DIRECTIVE. Reproduce each line of the material exactly, minus any picture.

RECORDS SUPPLIED.

*****

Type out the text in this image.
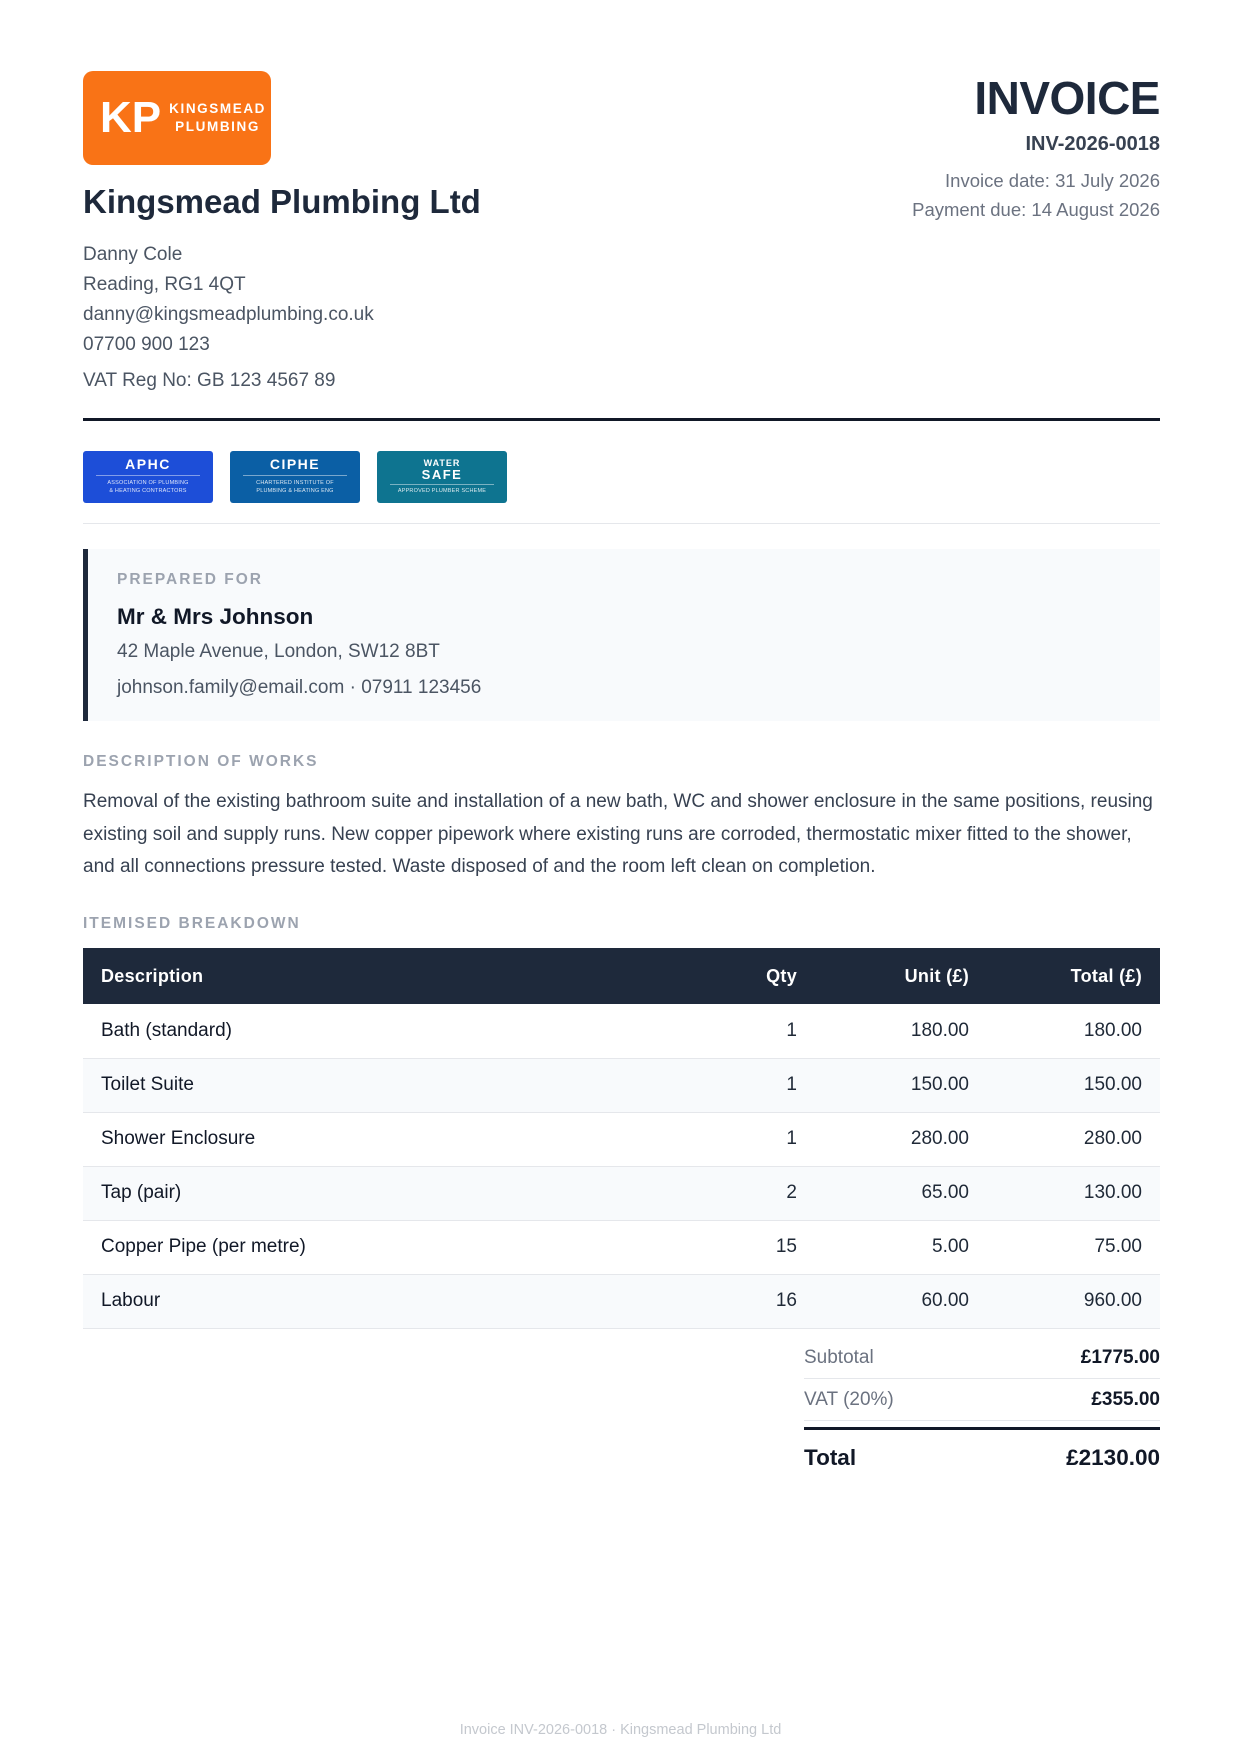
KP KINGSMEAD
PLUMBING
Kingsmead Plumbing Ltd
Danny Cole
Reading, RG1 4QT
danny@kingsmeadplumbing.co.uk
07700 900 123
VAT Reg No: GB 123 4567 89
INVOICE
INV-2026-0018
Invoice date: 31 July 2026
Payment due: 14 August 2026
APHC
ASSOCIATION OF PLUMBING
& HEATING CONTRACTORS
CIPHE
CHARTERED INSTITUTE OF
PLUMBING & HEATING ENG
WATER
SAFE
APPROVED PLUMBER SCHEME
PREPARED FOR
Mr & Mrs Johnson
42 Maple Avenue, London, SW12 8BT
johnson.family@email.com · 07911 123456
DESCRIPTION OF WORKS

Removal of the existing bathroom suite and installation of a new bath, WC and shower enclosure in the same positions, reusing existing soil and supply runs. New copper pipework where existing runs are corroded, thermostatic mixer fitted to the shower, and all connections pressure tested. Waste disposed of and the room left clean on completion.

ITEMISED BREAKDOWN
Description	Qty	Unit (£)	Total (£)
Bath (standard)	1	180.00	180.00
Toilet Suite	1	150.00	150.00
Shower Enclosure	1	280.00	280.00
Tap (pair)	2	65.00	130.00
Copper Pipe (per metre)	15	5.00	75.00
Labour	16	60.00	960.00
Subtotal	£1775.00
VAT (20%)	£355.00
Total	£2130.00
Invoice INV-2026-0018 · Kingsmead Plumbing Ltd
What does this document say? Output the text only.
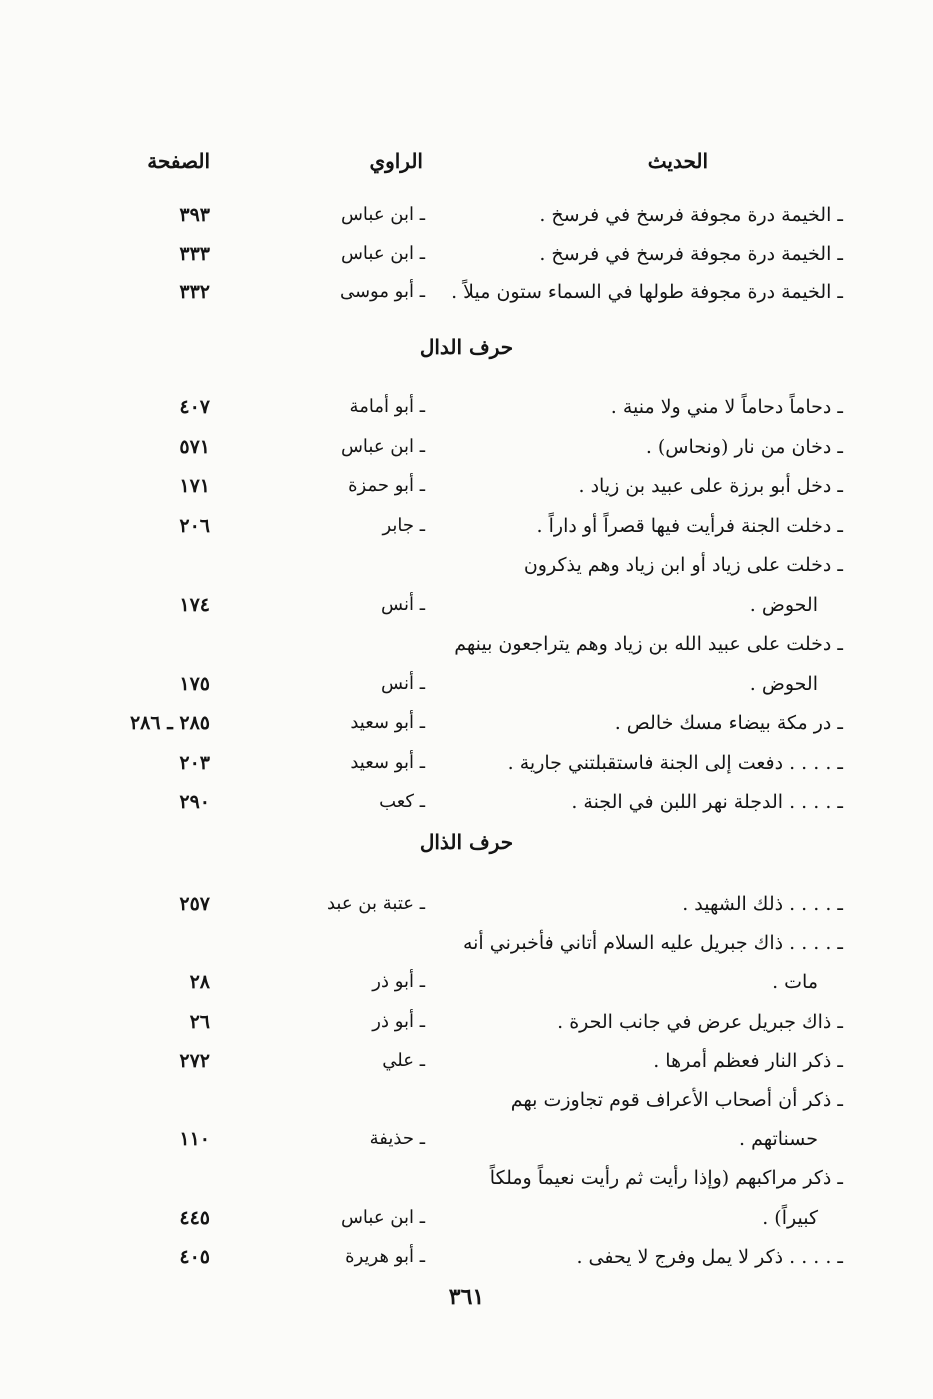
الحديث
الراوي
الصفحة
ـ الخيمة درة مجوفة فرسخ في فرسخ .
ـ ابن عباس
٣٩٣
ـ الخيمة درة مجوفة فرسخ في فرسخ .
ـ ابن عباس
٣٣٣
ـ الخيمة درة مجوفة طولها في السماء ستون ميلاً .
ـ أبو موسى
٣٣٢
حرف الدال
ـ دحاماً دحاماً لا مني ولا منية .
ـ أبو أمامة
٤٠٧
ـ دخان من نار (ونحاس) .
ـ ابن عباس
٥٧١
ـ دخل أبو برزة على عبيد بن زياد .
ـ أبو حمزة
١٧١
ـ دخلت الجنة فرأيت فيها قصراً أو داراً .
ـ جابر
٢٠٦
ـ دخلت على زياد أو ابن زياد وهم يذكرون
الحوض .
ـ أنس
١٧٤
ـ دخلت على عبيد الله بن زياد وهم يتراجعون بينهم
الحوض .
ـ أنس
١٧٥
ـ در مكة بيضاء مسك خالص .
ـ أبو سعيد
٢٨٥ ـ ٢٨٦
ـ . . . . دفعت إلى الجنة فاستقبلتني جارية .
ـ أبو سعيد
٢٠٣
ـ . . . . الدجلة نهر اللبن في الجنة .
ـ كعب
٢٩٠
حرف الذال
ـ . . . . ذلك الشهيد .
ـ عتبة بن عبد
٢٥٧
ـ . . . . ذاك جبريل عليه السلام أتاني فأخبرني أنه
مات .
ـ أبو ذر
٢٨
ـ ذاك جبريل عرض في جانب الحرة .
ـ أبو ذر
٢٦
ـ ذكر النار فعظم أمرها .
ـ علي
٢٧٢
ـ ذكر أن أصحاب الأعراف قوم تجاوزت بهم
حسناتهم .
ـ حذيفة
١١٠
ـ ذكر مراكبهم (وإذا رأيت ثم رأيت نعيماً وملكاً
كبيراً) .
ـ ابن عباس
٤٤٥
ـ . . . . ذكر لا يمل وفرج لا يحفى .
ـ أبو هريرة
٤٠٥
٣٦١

*****

RESULT OF THE EXERCISE.
Type out the text in this image.
KP KINGSMEAD
PLUMBING
Kingsmead Plumbing Ltd
Danny Cole
Reading, RG1 4QT
danny@kingsmeadplumbing.co.uk
07700 900 123
VAT Reg No: GB 123 4567 89
INVOICE
INV-2026-0018
Invoice date: 31 July 2026
Payment due: 14 August 2026
APHC
ASSOCIATION OF PLUMBING
& HEATING CONTRACTORS
CIPHE
CHARTERED INSTITUTE OF
PLUMBING & HEATING ENG
WATER
SAFE
APPROVED PLUMBER SCHEME
PREPARED FOR
Mr & Mrs Johnson
42 Maple Avenue, London, SW12 8BT
johnson.family@email.com · 07911 123456
DESCRIPTION OF WORKS

Removal of the existing bathroom suite and installation of a new bath, WC and shower enclosure in the same positions, reusing existing soil and supply runs. New copper pipework where existing runs are corroded, thermostatic mixer fitted to the shower, and all connections pressure tested. Waste disposed of and the room left clean on completion.

ITEMISED BREAKDOWN
Description	Qty	Unit (£)	Total (£)
Bath (standard)	1	180.00	180.00
Toilet Suite	1	150.00	150.00
Shower Enclosure	1	280.00	280.00
Tap (pair)	2	65.00	130.00
Copper Pipe (per metre)	15	5.00	75.00
Labour	16	60.00	960.00
Subtotal	£1775.00
VAT (20%)	£355.00
Total	£2130.00
Invoice INV-2026-0018 · Kingsmead Plumbing Ltd
What does this document say? Output the text only.
الحديث
الراوي
الصفحة
ـ الخيمة درة مجوفة فرسخ في فرسخ .
ـ ابن عباس
٣٩٣
ـ الخيمة درة مجوفة فرسخ في فرسخ .
ـ ابن عباس
٣٣٣
ـ الخيمة درة مجوفة طولها في السماء ستون ميلاً .
ـ أبو موسى
٣٣٢
حرف الدال
ـ دحاماً دحاماً لا مني ولا منية .
ـ أبو أمامة
٤٠٧
ـ دخان من نار (ونحاس) .
ـ ابن عباس
٥٧١
ـ دخل أبو برزة على عبيد بن زياد .
ـ أبو حمزة
١٧١
ـ دخلت الجنة فرأيت فيها قصراً أو داراً .
ـ جابر
٢٠٦
ـ دخلت على زياد أو ابن زياد وهم يذكرون
الحوض .
ـ أنس
١٧٤
ـ دخلت على عبيد الله بن زياد وهم يتراجعون بينهم
الحوض .
ـ أنس
١٧٥
ـ در مكة بيضاء مسك خالص .
ـ أبو سعيد
٢٨٥ ـ ٢٨٦
ـ . . . . دفعت إلى الجنة فاستقبلتني جارية .
ـ أبو سعيد
٢٠٣
ـ . . . . الدجلة نهر اللبن في الجنة .
ـ كعب
٢٩٠
حرف الذال
ـ . . . . ذلك الشهيد .
ـ عتبة بن عبد
٢٥٧
ـ . . . . ذاك جبريل عليه السلام أتاني فأخبرني أنه
مات .
ـ أبو ذر
٢٨
ـ ذاك جبريل عرض في جانب الحرة .
ـ أبو ذر
٢٦
ـ ذكر النار فعظم أمرها .
ـ علي
٢٧٢
ـ ذكر أن أصحاب الأعراف قوم تجاوزت بهم
حسناتهم .
ـ حذيفة
١١٠
ـ ذكر مراكبهم (وإذا رأيت ثم رأيت نعيماً وملكاً
كبيراً) .
ـ ابن عباس
٤٤٥
ـ . . . . ذكر لا يمل وفرج لا يحفى .
ـ أبو هريرة
٤٠٥
٣٦١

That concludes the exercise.